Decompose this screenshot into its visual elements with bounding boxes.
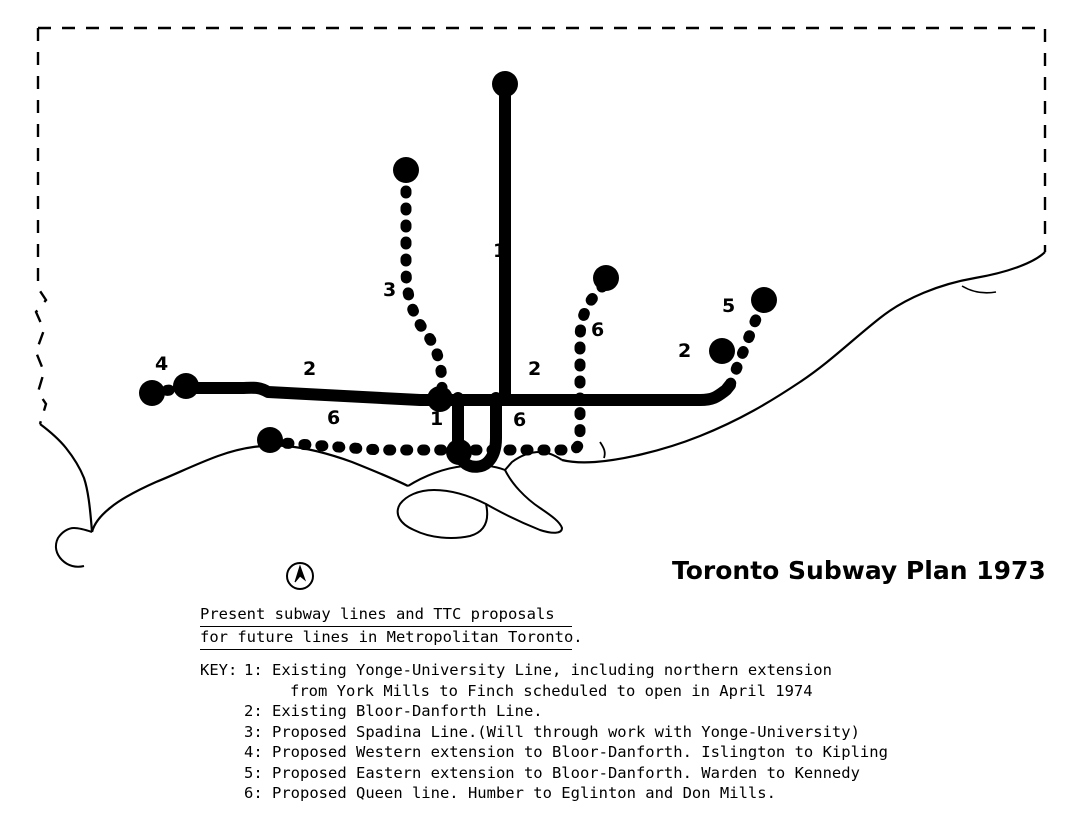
page-title: Toronto Subway Plan 1973 [672,556,1046,585]
legend-number-6: 6: [244,784,263,802]
station-dot-donmills-north [593,265,619,291]
shoreline-island-spit [486,470,562,533]
legend-number-4: 4: [244,743,263,761]
river-mark-east [600,442,605,458]
route-label-2-central: 2 [528,358,542,380]
route-label-1-north: 1 [493,240,507,262]
route-spadina-line3 [406,174,442,398]
compass-rose-icon [287,563,313,589]
legend-number-3: 3: [244,722,263,741]
legend-text-4: Proposed Western extension to Bloor-Danforth. Islington to Kipling [272,743,888,761]
route-label-6-donmills: 6 [591,319,605,341]
metro-boundary-west-dashed [36,28,46,424]
station-dot-queen-university [446,439,472,465]
shoreline-harbour-west [408,465,505,486]
station-dot-islington [173,373,199,399]
route-label-2-east: 2 [678,340,692,362]
route-label-5: 5 [722,295,736,317]
caption-line-1: Present subway lines and TTC proposals [200,604,572,627]
route-label-3: 3 [383,279,397,301]
legend-text-1: Existing Yonge-University Line, including northern extension [272,661,832,679]
station-dot-humber [257,427,283,453]
legend-number-2: 2: [244,702,263,720]
shoreline-west-boundary-link [40,424,92,532]
shoreline-far-east-detail [962,286,996,293]
metro-boundary-dashed [38,28,1045,252]
route-label-1-south: 1 [430,408,444,430]
map-caption [200,604,583,650]
shoreline-west-mainland [92,445,408,532]
route-label-6-east: 6 [513,409,527,431]
route-label-6-west: 6 [327,407,341,429]
legend-text-5: Proposed Eastern extension to Bloor-Danforth. Warden to Kennedy [272,763,860,782]
station-dot-finch [492,71,518,97]
legend-text-2: Existing Bloor-Danforth Line. [272,702,543,720]
legend-text-3: Proposed Spadina Line.(Will through work with Yonge-University) [272,722,860,741]
route-label-2-west: 2 [303,358,317,380]
legend-text-1-cont: from York Mills to Finch scheduled to open in April 1974 [290,681,813,700]
shoreline-east [562,252,1045,462]
legend-number-1: 1: [244,661,263,679]
station-dot-kipling [139,380,165,406]
shoreline-island-west [398,490,488,538]
station-dot-spadina-north [393,157,419,183]
legend-number-5: 5: [244,763,263,782]
route-queen-line6-donmills [580,282,606,400]
legend-key-label: KEY: [200,661,238,679]
station-dot-warden [709,338,735,364]
station-dot-kennedy [751,287,777,313]
legend-text-6: Proposed Queen line. Humber to Eglinton and Don Mills. [272,784,776,802]
route-queen-line6-west [270,442,458,450]
shoreline-west-edge [56,528,92,567]
caption-line-2: for future lines in Metropolitan Toronto. [200,627,572,650]
route-label-4: 4 [155,353,169,375]
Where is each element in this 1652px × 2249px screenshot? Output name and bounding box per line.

******************************

Turn the part of the rows that opens with the line containing "page-title: Toronto Subway" and closes with the line containing "route-label-5: 5 [722,295,736,317]" into a Markdown table with the columns Number and Line, numbering each line and leaving out blank lines.

| Number | Line |
|---|---|
| 1 | page-title: Toronto Subway Plan 1973 [672,556,1046,585] |
| 2 | legend-number-6: 6: [244,784,263,802] |
| 3 | station-dot-donmills-north [593,265,619,291] |
| 4 | shoreline-island-spit [486,470,562,533] |
| 5 | legend-number-4: 4: [244,743,263,761] |
| 6 | river-mark-east [600,442,605,458] |
| 7 | route-label-2-central: 2 [528,358,542,380] |
| 8 | route-label-1-north: 1 [493,240,507,262] |
| 9 | route-spadina-line3 [406,174,442,398] |
| 10 | compass-rose-icon [287,563,313,589] |
| 11 | legend-number-3: 3: [244,722,263,741] |
| 12 | legend-text-4: Proposed Western extension to Bloor-Danforth. Islington to Kipling [272,743,888,761] |
| 13 | route-label-6-donmills: 6 [591,319,605,341] |
| 14 | metro-boundary-west-dashed [36,28,46,424] |
| 15 | station-dot-queen-university [446,439,472,465] |
| 16 | shoreline-harbour-west [408,465,505,486] |
| 17 | station-dot-islington [173,373,199,399] |
| 18 | route-label-2-east: 2 [678,340,692,362] |
| 19 | route-label-5: 5 [722,295,736,317] |